INSTRUCTION:
Copy every line of the records below where the word "Cost" occurs.

TASK INPUT:
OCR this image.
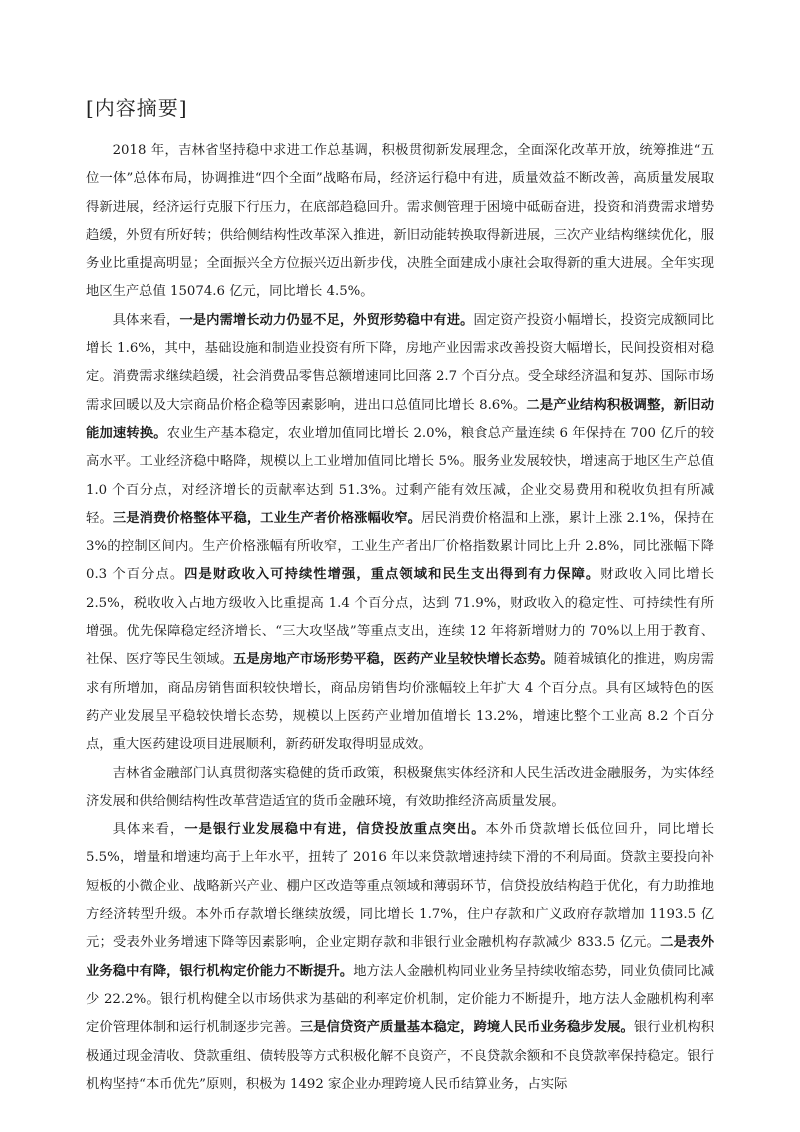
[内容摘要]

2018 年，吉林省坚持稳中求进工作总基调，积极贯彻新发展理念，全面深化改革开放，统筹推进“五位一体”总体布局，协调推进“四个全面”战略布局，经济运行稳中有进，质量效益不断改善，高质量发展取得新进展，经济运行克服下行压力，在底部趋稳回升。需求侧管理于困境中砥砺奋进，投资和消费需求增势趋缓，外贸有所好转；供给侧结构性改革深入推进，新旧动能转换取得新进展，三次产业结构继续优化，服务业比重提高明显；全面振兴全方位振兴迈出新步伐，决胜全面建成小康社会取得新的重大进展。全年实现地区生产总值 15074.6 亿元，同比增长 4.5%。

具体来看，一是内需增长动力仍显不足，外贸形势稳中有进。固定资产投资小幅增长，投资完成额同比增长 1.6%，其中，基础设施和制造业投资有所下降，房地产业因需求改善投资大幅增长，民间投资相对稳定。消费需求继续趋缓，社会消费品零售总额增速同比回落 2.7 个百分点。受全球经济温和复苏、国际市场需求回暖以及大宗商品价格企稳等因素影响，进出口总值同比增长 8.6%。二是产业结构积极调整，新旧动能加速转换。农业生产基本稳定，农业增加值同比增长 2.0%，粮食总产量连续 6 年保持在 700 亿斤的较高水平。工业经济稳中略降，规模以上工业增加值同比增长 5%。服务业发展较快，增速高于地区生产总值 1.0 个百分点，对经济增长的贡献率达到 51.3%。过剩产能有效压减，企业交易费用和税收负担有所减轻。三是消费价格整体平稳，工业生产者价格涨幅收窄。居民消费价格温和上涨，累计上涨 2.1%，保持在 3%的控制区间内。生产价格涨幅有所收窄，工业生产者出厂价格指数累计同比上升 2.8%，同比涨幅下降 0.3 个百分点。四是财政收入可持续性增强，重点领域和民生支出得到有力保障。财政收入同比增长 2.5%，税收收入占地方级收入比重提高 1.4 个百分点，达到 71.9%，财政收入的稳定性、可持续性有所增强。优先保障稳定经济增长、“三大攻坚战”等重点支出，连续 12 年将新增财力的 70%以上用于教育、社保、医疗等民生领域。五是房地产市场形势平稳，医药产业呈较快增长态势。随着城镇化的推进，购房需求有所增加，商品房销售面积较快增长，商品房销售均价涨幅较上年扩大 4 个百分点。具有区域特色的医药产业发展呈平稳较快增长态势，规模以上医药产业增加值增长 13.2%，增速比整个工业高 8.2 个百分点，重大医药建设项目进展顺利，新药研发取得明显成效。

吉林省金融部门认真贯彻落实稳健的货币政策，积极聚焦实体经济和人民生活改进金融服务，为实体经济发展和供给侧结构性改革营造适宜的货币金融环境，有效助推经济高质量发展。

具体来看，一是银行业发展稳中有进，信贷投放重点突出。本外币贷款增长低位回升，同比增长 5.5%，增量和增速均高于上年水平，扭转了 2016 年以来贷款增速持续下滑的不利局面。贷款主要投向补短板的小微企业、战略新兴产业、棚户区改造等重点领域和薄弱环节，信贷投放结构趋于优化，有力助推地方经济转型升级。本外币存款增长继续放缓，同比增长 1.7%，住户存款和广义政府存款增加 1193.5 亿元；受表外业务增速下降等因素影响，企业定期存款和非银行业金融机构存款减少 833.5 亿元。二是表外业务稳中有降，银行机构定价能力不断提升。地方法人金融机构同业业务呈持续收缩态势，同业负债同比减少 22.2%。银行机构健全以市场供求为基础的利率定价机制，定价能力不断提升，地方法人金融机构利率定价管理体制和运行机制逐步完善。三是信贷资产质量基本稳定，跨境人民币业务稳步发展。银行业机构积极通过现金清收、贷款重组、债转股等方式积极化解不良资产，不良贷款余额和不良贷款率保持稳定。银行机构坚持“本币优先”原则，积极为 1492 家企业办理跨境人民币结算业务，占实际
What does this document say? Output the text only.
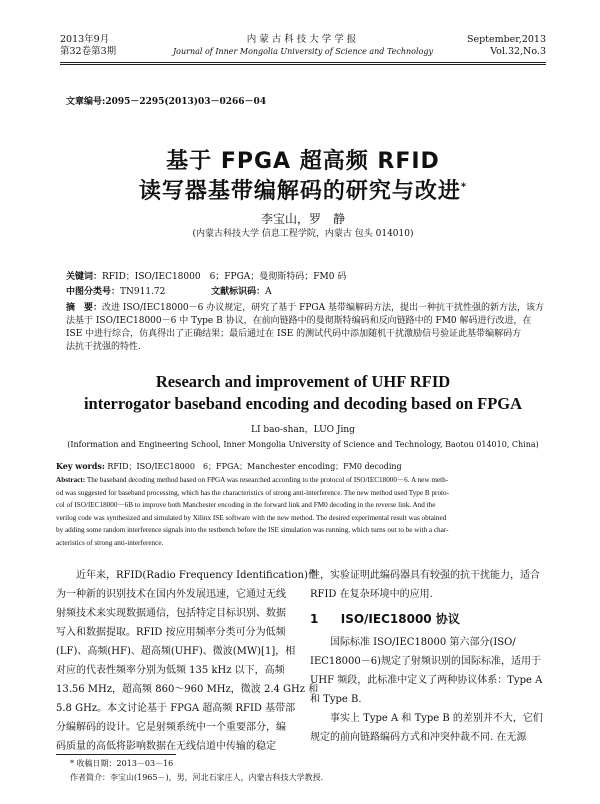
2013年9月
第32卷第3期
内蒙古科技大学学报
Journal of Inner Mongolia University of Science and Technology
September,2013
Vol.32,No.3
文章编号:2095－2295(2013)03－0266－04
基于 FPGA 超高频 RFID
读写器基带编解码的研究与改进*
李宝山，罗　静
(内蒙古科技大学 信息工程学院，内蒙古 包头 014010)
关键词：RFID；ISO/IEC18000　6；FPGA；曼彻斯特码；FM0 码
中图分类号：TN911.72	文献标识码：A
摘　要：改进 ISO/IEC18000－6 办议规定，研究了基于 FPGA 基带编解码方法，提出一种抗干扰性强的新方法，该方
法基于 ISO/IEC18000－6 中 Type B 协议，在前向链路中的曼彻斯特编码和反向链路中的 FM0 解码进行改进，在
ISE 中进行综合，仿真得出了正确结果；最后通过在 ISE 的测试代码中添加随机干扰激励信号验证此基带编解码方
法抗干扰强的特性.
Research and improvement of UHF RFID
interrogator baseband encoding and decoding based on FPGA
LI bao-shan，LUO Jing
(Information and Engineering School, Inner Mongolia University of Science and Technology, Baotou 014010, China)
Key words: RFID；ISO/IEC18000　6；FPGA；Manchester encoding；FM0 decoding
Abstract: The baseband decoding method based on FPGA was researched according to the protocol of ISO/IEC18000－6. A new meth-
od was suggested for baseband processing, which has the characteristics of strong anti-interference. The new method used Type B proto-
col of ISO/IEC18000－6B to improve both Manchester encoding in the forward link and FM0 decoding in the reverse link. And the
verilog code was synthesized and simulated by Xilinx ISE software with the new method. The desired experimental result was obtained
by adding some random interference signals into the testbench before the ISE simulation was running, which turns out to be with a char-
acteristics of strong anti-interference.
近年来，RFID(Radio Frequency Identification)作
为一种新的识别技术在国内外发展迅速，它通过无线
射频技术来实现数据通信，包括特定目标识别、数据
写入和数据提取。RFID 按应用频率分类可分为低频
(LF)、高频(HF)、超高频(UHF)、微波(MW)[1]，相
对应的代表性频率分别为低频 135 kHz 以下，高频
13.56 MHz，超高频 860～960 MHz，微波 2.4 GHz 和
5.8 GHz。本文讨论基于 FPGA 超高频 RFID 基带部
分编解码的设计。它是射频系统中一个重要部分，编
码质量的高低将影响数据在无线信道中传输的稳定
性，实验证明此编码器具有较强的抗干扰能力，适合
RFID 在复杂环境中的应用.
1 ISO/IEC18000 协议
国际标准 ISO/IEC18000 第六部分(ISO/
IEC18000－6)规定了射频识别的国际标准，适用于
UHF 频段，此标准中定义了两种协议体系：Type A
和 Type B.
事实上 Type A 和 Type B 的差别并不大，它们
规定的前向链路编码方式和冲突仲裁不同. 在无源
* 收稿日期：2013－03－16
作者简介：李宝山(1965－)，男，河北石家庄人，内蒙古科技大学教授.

==

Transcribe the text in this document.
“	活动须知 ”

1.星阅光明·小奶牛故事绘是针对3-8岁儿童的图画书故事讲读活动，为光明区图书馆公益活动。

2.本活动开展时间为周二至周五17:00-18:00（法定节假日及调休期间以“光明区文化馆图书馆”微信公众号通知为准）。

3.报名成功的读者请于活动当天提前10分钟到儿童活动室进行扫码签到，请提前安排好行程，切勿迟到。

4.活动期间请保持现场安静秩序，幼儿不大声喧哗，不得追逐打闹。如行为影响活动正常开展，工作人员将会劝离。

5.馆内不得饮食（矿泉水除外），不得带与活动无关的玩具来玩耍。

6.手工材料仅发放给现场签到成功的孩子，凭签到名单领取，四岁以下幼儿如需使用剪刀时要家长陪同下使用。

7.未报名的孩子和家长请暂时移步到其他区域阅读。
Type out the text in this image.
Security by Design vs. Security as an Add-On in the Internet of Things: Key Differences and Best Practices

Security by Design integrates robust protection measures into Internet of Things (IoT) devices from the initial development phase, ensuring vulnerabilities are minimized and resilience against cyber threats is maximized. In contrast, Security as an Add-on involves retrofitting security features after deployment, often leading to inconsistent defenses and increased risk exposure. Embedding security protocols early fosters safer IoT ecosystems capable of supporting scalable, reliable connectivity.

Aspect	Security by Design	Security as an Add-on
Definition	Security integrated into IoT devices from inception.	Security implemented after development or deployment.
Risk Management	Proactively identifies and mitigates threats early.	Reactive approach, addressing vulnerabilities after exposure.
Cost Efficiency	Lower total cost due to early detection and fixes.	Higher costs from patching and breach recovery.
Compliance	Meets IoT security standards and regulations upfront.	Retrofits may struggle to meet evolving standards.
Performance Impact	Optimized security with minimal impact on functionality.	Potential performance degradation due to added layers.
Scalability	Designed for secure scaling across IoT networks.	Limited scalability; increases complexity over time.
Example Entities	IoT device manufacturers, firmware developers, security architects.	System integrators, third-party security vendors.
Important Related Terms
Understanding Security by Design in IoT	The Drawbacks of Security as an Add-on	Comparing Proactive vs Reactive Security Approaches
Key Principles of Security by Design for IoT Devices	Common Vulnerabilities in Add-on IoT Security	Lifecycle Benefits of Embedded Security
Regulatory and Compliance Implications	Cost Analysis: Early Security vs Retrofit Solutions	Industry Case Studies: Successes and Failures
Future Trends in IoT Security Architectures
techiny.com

---

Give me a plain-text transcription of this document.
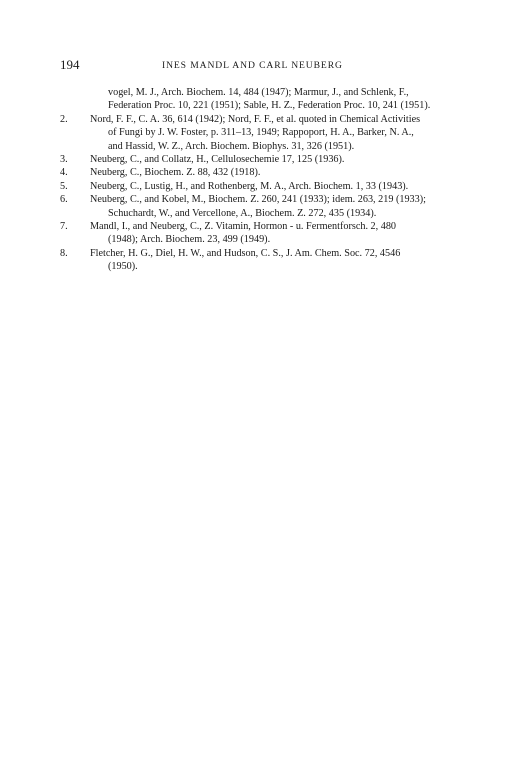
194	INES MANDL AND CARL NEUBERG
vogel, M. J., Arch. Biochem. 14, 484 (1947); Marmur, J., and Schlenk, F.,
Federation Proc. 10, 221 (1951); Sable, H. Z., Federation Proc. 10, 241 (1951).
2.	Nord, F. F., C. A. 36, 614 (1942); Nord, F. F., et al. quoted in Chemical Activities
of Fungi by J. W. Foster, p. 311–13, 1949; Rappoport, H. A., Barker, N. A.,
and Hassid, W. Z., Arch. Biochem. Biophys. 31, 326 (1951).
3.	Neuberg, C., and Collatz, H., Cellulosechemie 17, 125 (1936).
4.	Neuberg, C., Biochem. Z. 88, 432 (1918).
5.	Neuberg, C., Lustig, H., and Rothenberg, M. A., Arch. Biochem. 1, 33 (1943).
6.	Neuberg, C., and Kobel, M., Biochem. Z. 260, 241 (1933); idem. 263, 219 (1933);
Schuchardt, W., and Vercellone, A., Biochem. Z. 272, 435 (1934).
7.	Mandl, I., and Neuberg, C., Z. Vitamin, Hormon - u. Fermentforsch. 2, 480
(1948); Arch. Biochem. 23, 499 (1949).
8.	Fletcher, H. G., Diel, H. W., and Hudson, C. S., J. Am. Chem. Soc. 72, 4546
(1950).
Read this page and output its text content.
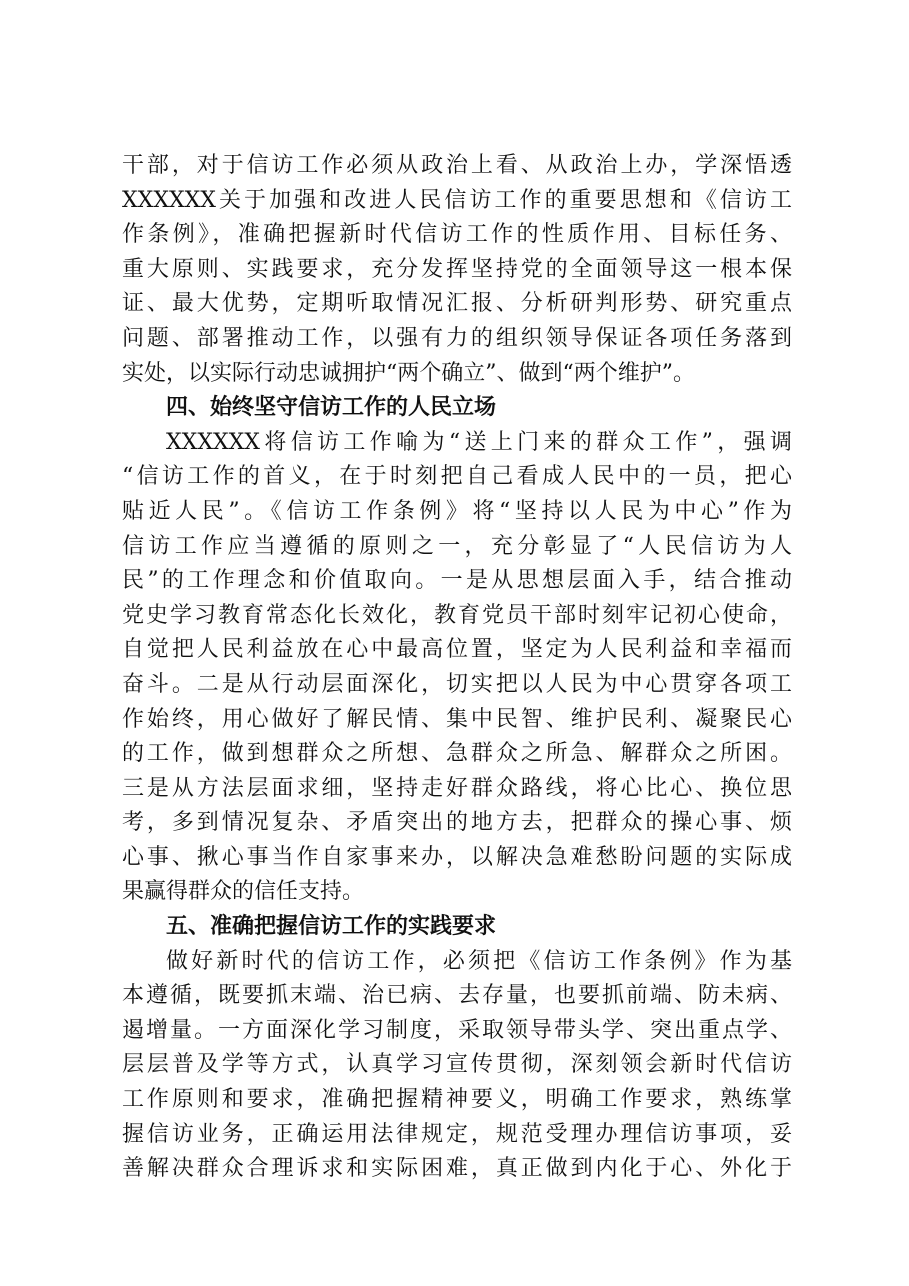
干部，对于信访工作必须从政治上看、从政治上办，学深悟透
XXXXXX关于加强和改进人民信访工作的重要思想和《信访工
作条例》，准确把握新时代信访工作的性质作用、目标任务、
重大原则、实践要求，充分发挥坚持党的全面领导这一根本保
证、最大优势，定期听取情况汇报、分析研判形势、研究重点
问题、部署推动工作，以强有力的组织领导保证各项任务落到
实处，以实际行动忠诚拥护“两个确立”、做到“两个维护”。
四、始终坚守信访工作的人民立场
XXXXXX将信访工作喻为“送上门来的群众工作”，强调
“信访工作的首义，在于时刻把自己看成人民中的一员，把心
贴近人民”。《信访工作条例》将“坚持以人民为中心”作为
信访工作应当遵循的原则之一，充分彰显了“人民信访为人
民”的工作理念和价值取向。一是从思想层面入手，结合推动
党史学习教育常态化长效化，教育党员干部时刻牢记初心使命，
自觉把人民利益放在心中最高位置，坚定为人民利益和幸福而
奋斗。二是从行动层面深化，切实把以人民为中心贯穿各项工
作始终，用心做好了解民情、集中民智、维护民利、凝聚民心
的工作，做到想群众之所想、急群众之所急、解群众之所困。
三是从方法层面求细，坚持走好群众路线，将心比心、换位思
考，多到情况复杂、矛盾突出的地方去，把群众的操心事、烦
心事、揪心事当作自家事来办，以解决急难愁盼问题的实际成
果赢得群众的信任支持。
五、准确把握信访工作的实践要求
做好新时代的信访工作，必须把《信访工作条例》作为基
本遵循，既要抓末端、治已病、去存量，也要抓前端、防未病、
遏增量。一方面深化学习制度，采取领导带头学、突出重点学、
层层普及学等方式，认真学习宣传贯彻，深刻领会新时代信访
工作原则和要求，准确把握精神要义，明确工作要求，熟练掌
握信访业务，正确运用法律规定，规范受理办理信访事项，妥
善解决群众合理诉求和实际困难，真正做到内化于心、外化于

EXERCISE RESPONSE:
Cost Efficiency	Lower total cost due to early detection and fixes.	Higher costs from patching and breach recovery.
Regulatory and Compliance Implications	Cost Analysis: Early Security vs Retrofit Solutions	Industry Case Studies: Successes and Failures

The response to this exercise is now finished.